» Dataset records:
= = = =
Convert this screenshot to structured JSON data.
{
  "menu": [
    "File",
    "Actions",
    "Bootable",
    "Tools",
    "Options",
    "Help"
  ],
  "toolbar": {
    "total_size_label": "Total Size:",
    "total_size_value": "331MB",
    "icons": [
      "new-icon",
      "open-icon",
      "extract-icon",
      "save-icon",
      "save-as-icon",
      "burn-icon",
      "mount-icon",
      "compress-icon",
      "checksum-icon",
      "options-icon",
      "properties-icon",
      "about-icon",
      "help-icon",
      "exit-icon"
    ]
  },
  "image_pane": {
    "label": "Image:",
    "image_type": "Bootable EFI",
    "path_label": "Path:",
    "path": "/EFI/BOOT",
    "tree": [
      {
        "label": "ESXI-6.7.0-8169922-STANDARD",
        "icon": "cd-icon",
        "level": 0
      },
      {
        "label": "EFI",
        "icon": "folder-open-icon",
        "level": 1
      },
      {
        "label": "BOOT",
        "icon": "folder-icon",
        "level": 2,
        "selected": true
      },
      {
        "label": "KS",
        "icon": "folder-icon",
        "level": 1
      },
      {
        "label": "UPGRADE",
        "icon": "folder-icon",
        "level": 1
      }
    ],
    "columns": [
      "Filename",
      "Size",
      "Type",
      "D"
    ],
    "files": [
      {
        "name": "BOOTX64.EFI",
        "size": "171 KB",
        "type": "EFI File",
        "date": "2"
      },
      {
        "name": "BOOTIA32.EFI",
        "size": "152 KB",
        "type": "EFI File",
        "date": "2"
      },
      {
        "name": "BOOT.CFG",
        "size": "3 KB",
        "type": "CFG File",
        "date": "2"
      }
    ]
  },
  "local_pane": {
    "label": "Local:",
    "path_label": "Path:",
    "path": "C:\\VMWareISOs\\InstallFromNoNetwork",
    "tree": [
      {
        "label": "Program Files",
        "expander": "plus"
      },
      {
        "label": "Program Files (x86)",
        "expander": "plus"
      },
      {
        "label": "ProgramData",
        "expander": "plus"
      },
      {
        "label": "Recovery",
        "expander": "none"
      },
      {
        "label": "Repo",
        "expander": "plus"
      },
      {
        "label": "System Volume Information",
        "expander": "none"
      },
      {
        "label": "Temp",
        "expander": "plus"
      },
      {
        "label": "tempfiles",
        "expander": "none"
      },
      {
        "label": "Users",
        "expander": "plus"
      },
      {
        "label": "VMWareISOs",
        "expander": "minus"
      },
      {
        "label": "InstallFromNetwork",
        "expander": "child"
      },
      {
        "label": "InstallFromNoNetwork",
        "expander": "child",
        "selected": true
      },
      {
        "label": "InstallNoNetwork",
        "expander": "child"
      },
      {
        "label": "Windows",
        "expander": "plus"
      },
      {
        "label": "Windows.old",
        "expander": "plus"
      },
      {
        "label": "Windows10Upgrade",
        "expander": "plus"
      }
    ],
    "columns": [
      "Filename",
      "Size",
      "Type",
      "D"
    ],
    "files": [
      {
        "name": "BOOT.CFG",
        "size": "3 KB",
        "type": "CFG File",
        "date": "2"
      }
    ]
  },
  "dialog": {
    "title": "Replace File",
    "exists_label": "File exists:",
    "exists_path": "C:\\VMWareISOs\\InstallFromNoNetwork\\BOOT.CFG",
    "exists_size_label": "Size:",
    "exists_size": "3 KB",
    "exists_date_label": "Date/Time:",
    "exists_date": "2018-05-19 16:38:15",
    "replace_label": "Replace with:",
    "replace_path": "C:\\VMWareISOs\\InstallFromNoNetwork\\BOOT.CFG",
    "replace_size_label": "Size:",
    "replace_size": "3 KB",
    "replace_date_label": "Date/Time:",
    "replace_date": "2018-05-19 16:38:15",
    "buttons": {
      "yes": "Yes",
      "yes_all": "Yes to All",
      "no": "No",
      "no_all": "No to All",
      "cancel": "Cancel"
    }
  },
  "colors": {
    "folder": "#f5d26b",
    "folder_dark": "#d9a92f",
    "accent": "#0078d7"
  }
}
= = = =
» WRITTEN TASK:
Type the material above out again, exactly.

» EXERCISE ANSWER:
Convert this screenshot to structured JSON data.
{
  "menu": [
    "File",
    "Actions",
    "Bootable",
    "Tools",
    "Options",
    "Help"
  ],
  "toolbar": {
    "total_size_label": "Total Size:",
    "total_size_value": "331MB",
    "icons": [
      "new-icon",
      "open-icon",
      "extract-icon",
      "save-icon",
      "save-as-icon",
      "burn-icon",
      "mount-icon",
      "compress-icon",
      "checksum-icon",
      "options-icon",
      "properties-icon",
      "about-icon",
      "help-icon",
      "exit-icon"
    ]
  },
  "image_pane": {
    "label": "Image:",
    "image_type": "Bootable EFI",
    "path_label": "Path:",
    "path": "/EFI/BOOT",
    "tree": [
      {
        "label": "ESXI-6.7.0-8169922-STANDARD",
        "icon": "cd-icon",
        "level": 0
      },
      {
        "label": "EFI",
        "icon": "folder-open-icon",
        "level": 1
      },
      {
        "label": "BOOT",
        "icon": "folder-icon",
        "level": 2,
        "selected": true
      },
      {
        "label": "KS",
        "icon": "folder-icon",
        "level": 1
      },
      {
        "label": "UPGRADE",
        "icon": "folder-icon",
        "level": 1
      }
    ],
    "columns": [
      "Filename",
      "Size",
      "Type",
      "D"
    ],
    "files": [
      {
        "name": "BOOTX64.EFI",
        "size": "171 KB",
        "type": "EFI File",
        "date": "2"
      },
      {
        "name": "BOOTIA32.EFI",
        "size": "152 KB",
        "type": "EFI File",
        "date": "2"
      },
      {
        "name": "BOOT.CFG",
        "size": "3 KB",
        "type": "CFG File",
        "date": "2"
      }
    ]
  },
  "local_pane": {
    "label": "Local:",
    "path_label": "Path:",
    "path": "C:\\VMWareISOs\\InstallFromNoNetwork",
    "tree": [
      {
        "label": "Program Files",
        "expander": "plus"
      },
      {
        "label": "Program Files (x86)",
        "expander": "plus"
      },
      {
        "label": "ProgramData",
        "expander": "plus"
      },
      {
        "label": "Recovery",
        "expander": "none"
      },
      {
        "label": "Repo",
        "expander": "plus"
      },
      {
        "label": "System Volume Information",
        "expander": "none"
      },
      {
        "label": "Temp",
        "expander": "plus"
      },
      {
        "label": "tempfiles",
        "expander": "none"
      },
      {
        "label": "Users",
        "expander": "plus"
      },
      {
        "label": "VMWareISOs",
        "expander": "minus"
      },
      {
        "label": "InstallFromNetwork",
        "expander": "child"
      },
      {
        "label": "InstallFromNoNetwork",
        "expander": "child",
        "selected": true
      },
      {
        "label": "InstallNoNetwork",
        "expander": "child"
      },
      {
        "label": "Windows",
        "expander": "plus"
      },
      {
        "label": "Windows.old",
        "expander": "plus"
      },
      {
        "label": "Windows10Upgrade",
        "expander": "plus"
      }
    ],
    "columns": [
      "Filename",
      "Size",
      "Type",
      "D"
    ],
    "files": [
      {
        "name": "BOOT.CFG",
        "size": "3 KB",
        "type": "CFG File",
        "date": "2"
      }
    ]
  },
  "dialog": {
    "title": "Replace File",
    "exists_label": "File exists:",
    "exists_path": "C:\\VMWareISOs\\InstallFromNoNetwork\\BOOT.CFG",
    "exists_size_label": "Size:",
    "exists_size": "3 KB",
    "exists_date_label": "Date/Time:",
    "exists_date": "2018-05-19 16:38:15",
    "replace_label": "Replace with:",
    "replace_path": "C:\\VMWareISOs\\InstallFromNoNetwork\\BOOT.CFG",
    "replace_size_label": "Size:",
    "replace_size": "3 KB",
    "replace_date_label": "Date/Time:",
    "replace_date": "2018-05-19 16:38:15",
    "buttons": {
      "yes": "Yes",
      "yes_all": "Yes to All",
      "no": "No",
      "no_all": "No to All",
      "cancel": "Cancel"
    }
  },
  "colors": {
    "folder": "#f5d26b",
    "folder_dark": "#d9a92f",
    "accent": "#0078d7"
  }
}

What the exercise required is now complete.